§ Work to complete
Update the material below by changing every "item-card" to "product-card" and leaving every other character as it stands.
++++++++++
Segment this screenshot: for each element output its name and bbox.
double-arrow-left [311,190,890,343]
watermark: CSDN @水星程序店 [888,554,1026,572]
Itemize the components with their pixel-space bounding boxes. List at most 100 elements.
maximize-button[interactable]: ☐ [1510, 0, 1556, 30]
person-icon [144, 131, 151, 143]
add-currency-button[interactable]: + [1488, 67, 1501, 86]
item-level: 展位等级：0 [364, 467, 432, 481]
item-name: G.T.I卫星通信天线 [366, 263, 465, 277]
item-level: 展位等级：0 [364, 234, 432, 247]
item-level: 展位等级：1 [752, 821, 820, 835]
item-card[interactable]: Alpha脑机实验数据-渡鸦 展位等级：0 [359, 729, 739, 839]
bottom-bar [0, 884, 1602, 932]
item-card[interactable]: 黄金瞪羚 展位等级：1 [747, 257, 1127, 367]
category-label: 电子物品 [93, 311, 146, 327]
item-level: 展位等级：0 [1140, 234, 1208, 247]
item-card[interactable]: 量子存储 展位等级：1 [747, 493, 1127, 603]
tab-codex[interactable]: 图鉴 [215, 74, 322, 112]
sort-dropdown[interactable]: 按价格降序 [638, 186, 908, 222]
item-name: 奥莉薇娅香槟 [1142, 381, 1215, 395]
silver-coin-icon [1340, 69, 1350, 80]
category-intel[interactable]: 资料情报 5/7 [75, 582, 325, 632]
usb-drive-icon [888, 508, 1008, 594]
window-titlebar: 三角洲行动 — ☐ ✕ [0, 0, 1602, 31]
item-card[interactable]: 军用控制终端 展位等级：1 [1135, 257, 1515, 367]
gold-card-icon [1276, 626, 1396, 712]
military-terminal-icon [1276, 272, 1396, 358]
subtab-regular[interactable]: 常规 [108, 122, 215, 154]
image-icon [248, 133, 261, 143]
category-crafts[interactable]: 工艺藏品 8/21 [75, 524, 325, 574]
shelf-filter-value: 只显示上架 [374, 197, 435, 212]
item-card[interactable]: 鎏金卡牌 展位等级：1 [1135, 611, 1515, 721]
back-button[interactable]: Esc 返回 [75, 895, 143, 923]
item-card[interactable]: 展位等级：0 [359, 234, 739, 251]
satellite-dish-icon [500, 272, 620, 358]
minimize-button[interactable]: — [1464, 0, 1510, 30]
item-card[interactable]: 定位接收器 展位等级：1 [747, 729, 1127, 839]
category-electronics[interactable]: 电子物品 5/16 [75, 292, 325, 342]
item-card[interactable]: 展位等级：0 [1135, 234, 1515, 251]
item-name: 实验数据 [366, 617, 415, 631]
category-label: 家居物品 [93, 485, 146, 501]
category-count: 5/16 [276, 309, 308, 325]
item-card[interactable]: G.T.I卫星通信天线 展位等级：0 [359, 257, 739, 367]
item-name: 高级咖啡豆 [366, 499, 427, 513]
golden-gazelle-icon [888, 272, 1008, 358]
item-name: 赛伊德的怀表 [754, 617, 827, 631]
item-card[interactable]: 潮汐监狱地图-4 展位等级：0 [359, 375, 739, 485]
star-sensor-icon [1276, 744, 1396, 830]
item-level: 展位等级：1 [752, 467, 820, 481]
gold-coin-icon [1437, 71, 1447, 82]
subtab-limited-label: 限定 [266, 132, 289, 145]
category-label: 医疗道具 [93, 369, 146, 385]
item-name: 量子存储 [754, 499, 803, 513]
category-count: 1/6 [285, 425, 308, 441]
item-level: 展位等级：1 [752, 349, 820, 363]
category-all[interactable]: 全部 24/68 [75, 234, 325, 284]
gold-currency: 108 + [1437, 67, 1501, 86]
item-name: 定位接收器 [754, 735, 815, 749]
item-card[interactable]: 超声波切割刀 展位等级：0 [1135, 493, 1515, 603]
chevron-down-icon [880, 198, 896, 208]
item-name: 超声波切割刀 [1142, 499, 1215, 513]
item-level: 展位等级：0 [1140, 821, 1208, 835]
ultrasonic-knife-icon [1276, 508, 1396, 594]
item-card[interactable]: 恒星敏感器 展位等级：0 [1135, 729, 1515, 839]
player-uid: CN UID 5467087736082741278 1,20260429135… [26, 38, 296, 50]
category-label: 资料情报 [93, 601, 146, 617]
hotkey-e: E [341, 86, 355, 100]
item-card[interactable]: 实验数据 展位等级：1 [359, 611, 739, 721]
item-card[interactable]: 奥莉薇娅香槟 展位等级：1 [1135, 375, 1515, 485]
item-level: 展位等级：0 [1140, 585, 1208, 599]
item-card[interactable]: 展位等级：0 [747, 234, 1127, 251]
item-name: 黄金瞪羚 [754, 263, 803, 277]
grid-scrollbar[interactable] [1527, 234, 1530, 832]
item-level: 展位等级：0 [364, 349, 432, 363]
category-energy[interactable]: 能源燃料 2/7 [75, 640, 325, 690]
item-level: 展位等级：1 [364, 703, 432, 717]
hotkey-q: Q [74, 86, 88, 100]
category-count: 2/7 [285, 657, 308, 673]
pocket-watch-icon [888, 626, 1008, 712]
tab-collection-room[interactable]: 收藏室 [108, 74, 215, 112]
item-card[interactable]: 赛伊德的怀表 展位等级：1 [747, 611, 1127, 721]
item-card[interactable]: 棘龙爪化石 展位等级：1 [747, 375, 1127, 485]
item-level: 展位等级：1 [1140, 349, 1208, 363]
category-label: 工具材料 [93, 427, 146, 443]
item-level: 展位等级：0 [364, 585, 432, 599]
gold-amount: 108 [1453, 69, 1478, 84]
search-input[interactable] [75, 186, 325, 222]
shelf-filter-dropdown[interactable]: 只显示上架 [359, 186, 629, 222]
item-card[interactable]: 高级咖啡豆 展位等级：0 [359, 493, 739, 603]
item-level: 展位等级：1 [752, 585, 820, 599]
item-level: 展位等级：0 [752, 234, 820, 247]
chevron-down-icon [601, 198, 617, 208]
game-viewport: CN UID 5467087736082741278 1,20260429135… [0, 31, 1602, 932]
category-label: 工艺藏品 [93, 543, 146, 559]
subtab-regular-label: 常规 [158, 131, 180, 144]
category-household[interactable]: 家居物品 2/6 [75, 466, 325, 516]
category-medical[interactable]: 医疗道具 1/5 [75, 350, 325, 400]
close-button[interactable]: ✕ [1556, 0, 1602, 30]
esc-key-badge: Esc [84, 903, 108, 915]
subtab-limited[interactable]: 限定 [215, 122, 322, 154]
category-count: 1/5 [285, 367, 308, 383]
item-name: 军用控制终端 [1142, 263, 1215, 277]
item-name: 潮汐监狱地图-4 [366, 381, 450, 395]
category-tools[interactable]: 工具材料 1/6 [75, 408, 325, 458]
++++++++++
§ Output of the exercise
Segment this screenshot: for each element output its name and bbox.
double-arrow-left [311,190,890,343]
watermark: CSDN @水星程序店 [888,554,1026,572]
Itemize the components with their pixel-space bounding boxes. List at most 100 elements.
maximize-button[interactable]: ☐ [1510, 0, 1556, 30]
person-icon [144, 131, 151, 143]
add-currency-button[interactable]: + [1488, 67, 1501, 86]
item-level: 展位等级：0 [364, 467, 432, 481]
item-name: G.T.I卫星通信天线 [366, 263, 465, 277]
item-level: 展位等级：0 [364, 234, 432, 247]
item-level: 展位等级：1 [752, 821, 820, 835]
product-card[interactable]: Alpha脑机实验数据-渡鸦 展位等级：0 [359, 729, 739, 839]
bottom-bar [0, 884, 1602, 932]
product-card[interactable]: 黄金瞪羚 展位等级：1 [747, 257, 1127, 367]
category-label: 电子物品 [93, 311, 146, 327]
item-level: 展位等级：0 [1140, 234, 1208, 247]
product-card[interactable]: 量子存储 展位等级：1 [747, 493, 1127, 603]
tab-codex[interactable]: 图鉴 [215, 74, 322, 112]
sort-dropdown[interactable]: 按价格降序 [638, 186, 908, 222]
item-name: 奥莉薇娅香槟 [1142, 381, 1215, 395]
silver-coin-icon [1340, 69, 1350, 80]
category-intel[interactable]: 资料情报 5/7 [75, 582, 325, 632]
usb-drive-icon [888, 508, 1008, 594]
window-titlebar: 三角洲行动 — ☐ ✕ [0, 0, 1602, 31]
product-card[interactable]: 军用控制终端 展位等级：1 [1135, 257, 1515, 367]
gold-card-icon [1276, 626, 1396, 712]
military-terminal-icon [1276, 272, 1396, 358]
subtab-regular[interactable]: 常规 [108, 122, 215, 154]
image-icon [248, 133, 261, 143]
category-crafts[interactable]: 工艺藏品 8/21 [75, 524, 325, 574]
shelf-filter-value: 只显示上架 [374, 197, 435, 212]
product-card[interactable]: 鎏金卡牌 展位等级：1 [1135, 611, 1515, 721]
back-button[interactable]: Esc 返回 [75, 895, 143, 923]
product-card[interactable]: 展位等级：0 [359, 234, 739, 251]
satellite-dish-icon [500, 272, 620, 358]
minimize-button[interactable]: — [1464, 0, 1510, 30]
product-card[interactable]: 定位接收器 展位等级：1 [747, 729, 1127, 839]
category-electronics[interactable]: 电子物品 5/16 [75, 292, 325, 342]
product-card[interactable]: 展位等级：0 [1135, 234, 1515, 251]
item-name: 实验数据 [366, 617, 415, 631]
category-label: 家居物品 [93, 485, 146, 501]
category-count: 5/16 [276, 309, 308, 325]
product-card[interactable]: G.T.I卫星通信天线 展位等级：0 [359, 257, 739, 367]
item-name: 高级咖啡豆 [366, 499, 427, 513]
golden-gazelle-icon [888, 272, 1008, 358]
item-name: 赛伊德的怀表 [754, 617, 827, 631]
product-card[interactable]: 潮汐监狱地图-4 展位等级：0 [359, 375, 739, 485]
star-sensor-icon [1276, 744, 1396, 830]
item-level: 展位等级：1 [752, 467, 820, 481]
gold-coin-icon [1437, 71, 1447, 82]
subtab-limited-label: 限定 [266, 132, 289, 145]
category-label: 医疗道具 [93, 369, 146, 385]
item-name: 量子存储 [754, 499, 803, 513]
category-count: 1/6 [285, 425, 308, 441]
item-level: 展位等级：1 [752, 349, 820, 363]
category-all[interactable]: 全部 24/68 [75, 234, 325, 284]
gold-currency: 108 + [1437, 67, 1501, 86]
item-name: 定位接收器 [754, 735, 815, 749]
product-card[interactable]: 超声波切割刀 展位等级：0 [1135, 493, 1515, 603]
chevron-down-icon [880, 198, 896, 208]
item-name: 超声波切割刀 [1142, 499, 1215, 513]
item-level: 展位等级：0 [1140, 821, 1208, 835]
ultrasonic-knife-icon [1276, 508, 1396, 594]
product-card[interactable]: 恒星敏感器 展位等级：0 [1135, 729, 1515, 839]
player-uid: CN UID 5467087736082741278 1,20260429135… [26, 38, 296, 50]
category-label: 资料情报 [93, 601, 146, 617]
hotkey-e: E [341, 86, 355, 100]
product-card[interactable]: 实验数据 展位等级：1 [359, 611, 739, 721]
product-card[interactable]: 奥莉薇娅香槟 展位等级：1 [1135, 375, 1515, 485]
item-level: 展位等级：0 [1140, 585, 1208, 599]
product-card[interactable]: 展位等级：0 [747, 234, 1127, 251]
item-name: 黄金瞪羚 [754, 263, 803, 277]
grid-scrollbar[interactable] [1527, 234, 1530, 832]
item-level: 展位等级：0 [364, 349, 432, 363]
category-energy[interactable]: 能源燃料 2/7 [75, 640, 325, 690]
item-level: 展位等级：1 [364, 703, 432, 717]
hotkey-q: Q [74, 86, 88, 100]
category-count: 2/7 [285, 657, 308, 673]
pocket-watch-icon [888, 626, 1008, 712]
tab-collection-room[interactable]: 收藏室 [108, 74, 215, 112]
product-card[interactable]: 赛伊德的怀表 展位等级：1 [747, 611, 1127, 721]
product-card[interactable]: 棘龙爪化石 展位等级：1 [747, 375, 1127, 485]
item-level: 展位等级：1 [1140, 349, 1208, 363]
category-label: 工具材料 [93, 427, 146, 443]
item-level: 展位等级：0 [364, 585, 432, 599]
gold-amount: 108 [1453, 69, 1478, 84]
search-input[interactable] [75, 186, 325, 222]
shelf-filter-dropdown[interactable]: 只显示上架 [359, 186, 629, 222]
product-card[interactable]: 高级咖啡豆 展位等级：0 [359, 493, 739, 603]
item-level: 展位等级：1 [752, 585, 820, 599]
item-level: 展位等级：0 [752, 234, 820, 247]
chevron-down-icon [601, 198, 617, 208]
game-viewport: CN UID 5467087736082741278 1,20260429135… [0, 31, 1602, 932]
category-label: 工艺藏品 [93, 543, 146, 559]
subtab-regular-label: 常规 [158, 131, 180, 144]
category-household[interactable]: 家居物品 2/6 [75, 466, 325, 516]
category-medical[interactable]: 医疗道具 1/5 [75, 350, 325, 400]
close-button[interactable]: ✕ [1556, 0, 1602, 30]
esc-key-badge: Esc [84, 903, 108, 915]
subtab-limited[interactable]: 限定 [215, 122, 322, 154]
category-count: 1/5 [285, 367, 308, 383]
item-name: 军用控制终端 [1142, 263, 1215, 277]
item-name: 潮汐监狱地图-4 [366, 381, 450, 395]
category-tools[interactable]: 工具材料 1/6 [75, 408, 325, 458]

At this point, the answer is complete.